# RECORDS FOR THIS EXERCISE

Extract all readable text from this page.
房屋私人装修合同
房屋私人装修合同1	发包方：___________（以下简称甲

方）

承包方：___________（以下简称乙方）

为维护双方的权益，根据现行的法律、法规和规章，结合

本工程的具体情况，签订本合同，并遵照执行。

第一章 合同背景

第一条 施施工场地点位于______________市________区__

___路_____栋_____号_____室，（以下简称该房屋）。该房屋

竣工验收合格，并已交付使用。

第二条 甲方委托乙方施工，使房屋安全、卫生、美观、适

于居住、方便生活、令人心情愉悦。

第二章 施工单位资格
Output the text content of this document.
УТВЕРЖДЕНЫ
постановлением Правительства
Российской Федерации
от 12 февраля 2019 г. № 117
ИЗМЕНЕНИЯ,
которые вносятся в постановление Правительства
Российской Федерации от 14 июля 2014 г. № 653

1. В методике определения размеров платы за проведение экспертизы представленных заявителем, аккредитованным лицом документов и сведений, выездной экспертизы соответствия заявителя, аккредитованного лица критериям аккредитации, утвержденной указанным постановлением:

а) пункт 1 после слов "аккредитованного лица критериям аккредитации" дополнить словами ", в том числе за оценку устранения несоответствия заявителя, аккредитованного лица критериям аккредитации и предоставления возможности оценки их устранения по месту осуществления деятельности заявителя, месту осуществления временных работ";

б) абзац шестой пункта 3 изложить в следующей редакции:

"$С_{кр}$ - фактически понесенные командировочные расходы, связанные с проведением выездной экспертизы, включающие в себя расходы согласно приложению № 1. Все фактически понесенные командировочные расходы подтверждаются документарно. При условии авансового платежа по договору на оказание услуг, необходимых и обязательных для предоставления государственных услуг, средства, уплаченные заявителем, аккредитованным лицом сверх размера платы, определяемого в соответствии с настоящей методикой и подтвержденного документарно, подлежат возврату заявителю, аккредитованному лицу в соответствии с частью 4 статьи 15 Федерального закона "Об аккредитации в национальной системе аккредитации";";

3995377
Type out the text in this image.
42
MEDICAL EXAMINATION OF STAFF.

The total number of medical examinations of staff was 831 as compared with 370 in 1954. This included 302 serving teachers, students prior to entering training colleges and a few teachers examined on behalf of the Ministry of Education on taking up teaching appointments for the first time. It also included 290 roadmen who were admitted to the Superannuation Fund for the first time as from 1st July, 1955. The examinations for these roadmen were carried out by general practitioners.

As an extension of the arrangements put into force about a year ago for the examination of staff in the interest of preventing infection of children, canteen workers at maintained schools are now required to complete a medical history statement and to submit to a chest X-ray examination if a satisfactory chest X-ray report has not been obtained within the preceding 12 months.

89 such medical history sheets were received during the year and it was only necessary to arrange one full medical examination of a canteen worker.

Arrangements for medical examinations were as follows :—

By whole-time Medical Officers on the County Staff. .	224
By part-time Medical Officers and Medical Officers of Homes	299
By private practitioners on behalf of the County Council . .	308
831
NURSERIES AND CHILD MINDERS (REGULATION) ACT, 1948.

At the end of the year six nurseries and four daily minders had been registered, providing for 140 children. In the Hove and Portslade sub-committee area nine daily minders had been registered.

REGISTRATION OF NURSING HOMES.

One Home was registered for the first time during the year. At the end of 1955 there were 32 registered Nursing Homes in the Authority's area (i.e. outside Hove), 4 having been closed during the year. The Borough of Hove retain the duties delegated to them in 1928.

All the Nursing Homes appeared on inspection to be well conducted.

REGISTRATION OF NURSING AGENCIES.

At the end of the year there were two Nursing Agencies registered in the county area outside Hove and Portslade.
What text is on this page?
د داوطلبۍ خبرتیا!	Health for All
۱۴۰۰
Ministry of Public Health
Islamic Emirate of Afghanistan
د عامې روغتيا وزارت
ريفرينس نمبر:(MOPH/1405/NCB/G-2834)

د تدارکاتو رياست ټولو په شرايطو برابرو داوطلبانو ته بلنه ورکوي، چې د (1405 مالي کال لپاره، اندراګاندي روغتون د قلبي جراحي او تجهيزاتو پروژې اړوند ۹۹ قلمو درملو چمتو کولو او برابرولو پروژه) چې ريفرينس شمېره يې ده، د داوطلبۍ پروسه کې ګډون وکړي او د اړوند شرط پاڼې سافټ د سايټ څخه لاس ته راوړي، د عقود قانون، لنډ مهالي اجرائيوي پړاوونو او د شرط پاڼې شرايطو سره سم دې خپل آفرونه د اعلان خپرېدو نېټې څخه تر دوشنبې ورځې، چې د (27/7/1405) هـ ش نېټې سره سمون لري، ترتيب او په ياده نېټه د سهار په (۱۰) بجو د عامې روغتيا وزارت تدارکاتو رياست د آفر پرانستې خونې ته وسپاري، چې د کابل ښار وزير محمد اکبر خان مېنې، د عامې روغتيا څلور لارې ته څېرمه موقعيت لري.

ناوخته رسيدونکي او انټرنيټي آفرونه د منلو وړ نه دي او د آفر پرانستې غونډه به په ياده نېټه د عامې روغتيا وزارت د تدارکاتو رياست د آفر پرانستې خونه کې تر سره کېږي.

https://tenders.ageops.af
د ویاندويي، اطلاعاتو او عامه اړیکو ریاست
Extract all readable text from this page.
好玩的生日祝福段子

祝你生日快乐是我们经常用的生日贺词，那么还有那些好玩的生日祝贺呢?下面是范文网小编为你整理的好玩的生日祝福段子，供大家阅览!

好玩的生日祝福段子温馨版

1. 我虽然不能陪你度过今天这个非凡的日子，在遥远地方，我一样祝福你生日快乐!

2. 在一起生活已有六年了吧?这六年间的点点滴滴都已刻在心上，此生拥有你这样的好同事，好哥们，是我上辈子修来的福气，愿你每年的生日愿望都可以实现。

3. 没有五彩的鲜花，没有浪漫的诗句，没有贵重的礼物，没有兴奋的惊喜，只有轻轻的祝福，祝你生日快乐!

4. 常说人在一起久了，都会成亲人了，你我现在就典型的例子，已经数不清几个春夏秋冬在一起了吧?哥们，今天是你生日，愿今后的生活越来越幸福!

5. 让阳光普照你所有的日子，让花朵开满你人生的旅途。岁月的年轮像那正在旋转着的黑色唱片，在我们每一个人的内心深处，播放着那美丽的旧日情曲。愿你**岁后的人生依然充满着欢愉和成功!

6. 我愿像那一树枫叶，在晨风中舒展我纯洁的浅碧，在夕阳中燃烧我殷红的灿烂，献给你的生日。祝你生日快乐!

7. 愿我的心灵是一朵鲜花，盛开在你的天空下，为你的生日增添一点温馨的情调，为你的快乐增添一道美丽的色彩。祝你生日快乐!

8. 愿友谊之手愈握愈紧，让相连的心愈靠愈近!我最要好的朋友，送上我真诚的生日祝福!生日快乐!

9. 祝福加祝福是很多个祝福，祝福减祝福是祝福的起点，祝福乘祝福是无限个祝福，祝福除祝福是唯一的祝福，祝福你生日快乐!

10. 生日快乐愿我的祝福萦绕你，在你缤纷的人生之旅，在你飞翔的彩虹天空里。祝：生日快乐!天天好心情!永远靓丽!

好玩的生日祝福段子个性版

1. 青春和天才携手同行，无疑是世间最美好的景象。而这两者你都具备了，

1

# WHAT YOU NEED TO DO
Scan the listing above. Gather each line that contains the word "постановлением".

# EXERCISE OUTPUT
постановлением Правительства
1. В методике определения размеров платы за проведение экспертизы представленных заявителем, аккредитованным лицом документов и сведений, выездной экспертизы соответствия заявителя, аккредитованного лица критериям аккредитации, утвержденной указанным постановлением:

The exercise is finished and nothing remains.